# Work instructions:
Go through the listing and copy every line word for word.
.....
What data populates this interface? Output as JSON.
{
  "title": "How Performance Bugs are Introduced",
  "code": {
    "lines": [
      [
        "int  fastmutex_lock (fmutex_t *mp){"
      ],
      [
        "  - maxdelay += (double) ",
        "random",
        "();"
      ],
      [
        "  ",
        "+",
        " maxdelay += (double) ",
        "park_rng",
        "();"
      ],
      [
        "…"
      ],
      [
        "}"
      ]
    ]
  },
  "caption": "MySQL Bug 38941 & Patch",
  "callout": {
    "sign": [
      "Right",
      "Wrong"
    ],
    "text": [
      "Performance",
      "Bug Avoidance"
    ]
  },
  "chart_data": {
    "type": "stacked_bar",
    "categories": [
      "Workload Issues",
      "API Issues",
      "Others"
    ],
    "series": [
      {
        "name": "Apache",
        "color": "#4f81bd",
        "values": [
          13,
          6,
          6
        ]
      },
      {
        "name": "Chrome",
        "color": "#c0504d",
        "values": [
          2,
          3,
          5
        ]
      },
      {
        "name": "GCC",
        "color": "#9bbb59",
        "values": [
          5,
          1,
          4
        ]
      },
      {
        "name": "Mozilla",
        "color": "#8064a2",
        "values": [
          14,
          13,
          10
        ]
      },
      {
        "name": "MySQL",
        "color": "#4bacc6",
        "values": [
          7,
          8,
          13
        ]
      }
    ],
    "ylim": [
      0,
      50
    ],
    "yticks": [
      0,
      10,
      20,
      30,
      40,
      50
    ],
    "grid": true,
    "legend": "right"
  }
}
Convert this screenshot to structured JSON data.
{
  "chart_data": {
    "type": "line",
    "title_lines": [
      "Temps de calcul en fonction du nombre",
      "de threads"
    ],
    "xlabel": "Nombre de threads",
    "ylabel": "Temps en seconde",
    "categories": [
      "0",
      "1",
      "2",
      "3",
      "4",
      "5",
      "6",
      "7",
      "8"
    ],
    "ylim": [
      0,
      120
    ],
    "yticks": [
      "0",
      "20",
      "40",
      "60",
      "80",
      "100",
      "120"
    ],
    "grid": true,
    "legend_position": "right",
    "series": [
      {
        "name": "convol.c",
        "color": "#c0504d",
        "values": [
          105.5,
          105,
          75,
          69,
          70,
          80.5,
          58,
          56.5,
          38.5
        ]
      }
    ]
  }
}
.....
# The solution:
What data populates this interface? Output as JSON.
{
  "title": "How Performance Bugs are Introduced",
  "code": {
    "lines": [
      [
        "int  fastmutex_lock (fmutex_t *mp){"
      ],
      [
        "  - maxdelay += (double) ",
        "random",
        "();"
      ],
      [
        "  ",
        "+",
        " maxdelay += (double) ",
        "park_rng",
        "();"
      ],
      [
        "…"
      ],
      [
        "}"
      ]
    ]
  },
  "caption": "MySQL Bug 38941 & Patch",
  "callout": {
    "sign": [
      "Right",
      "Wrong"
    ],
    "text": [
      "Performance",
      "Bug Avoidance"
    ]
  },
  "chart_data": {
    "type": "stacked_bar",
    "categories": [
      "Workload Issues",
      "API Issues",
      "Others"
    ],
    "series": [
      {
        "name": "Apache",
        "color": "#4f81bd",
        "values": [
          13,
          6,
          6
        ]
      },
      {
        "name": "Chrome",
        "color": "#c0504d",
        "values": [
          2,
          3,
          5
        ]
      },
      {
        "name": "GCC",
        "color": "#9bbb59",
        "values": [
          5,
          1,
          4
        ]
      },
      {
        "name": "Mozilla",
        "color": "#8064a2",
        "values": [
          14,
          13,
          10
        ]
      },
      {
        "name": "MySQL",
        "color": "#4bacc6",
        "values": [
          7,
          8,
          13
        ]
      }
    ],
    "ylim": [
      0,
      50
    ],
    "yticks": [
      0,
      10,
      20,
      30,
      40,
      50
    ],
    "grid": true,
    "legend": "right"
  }
}
Convert this screenshot to structured JSON data.
{
  "chart_data": {
    "type": "line",
    "title_lines": [
      "Temps de calcul en fonction du nombre",
      "de threads"
    ],
    "xlabel": "Nombre de threads",
    "ylabel": "Temps en seconde",
    "categories": [
      "0",
      "1",
      "2",
      "3",
      "4",
      "5",
      "6",
      "7",
      "8"
    ],
    "ylim": [
      0,
      120
    ],
    "yticks": [
      "0",
      "20",
      "40",
      "60",
      "80",
      "100",
      "120"
    ],
    "grid": true,
    "legend_position": "right",
    "series": [
      {
        "name": "convol.c",
        "color": "#c0504d",
        "values": [
          105.5,
          105,
          75,
          69,
          70,
          80.5,
          58,
          56.5,
          38.5
        ]
      }
    ]
  }
}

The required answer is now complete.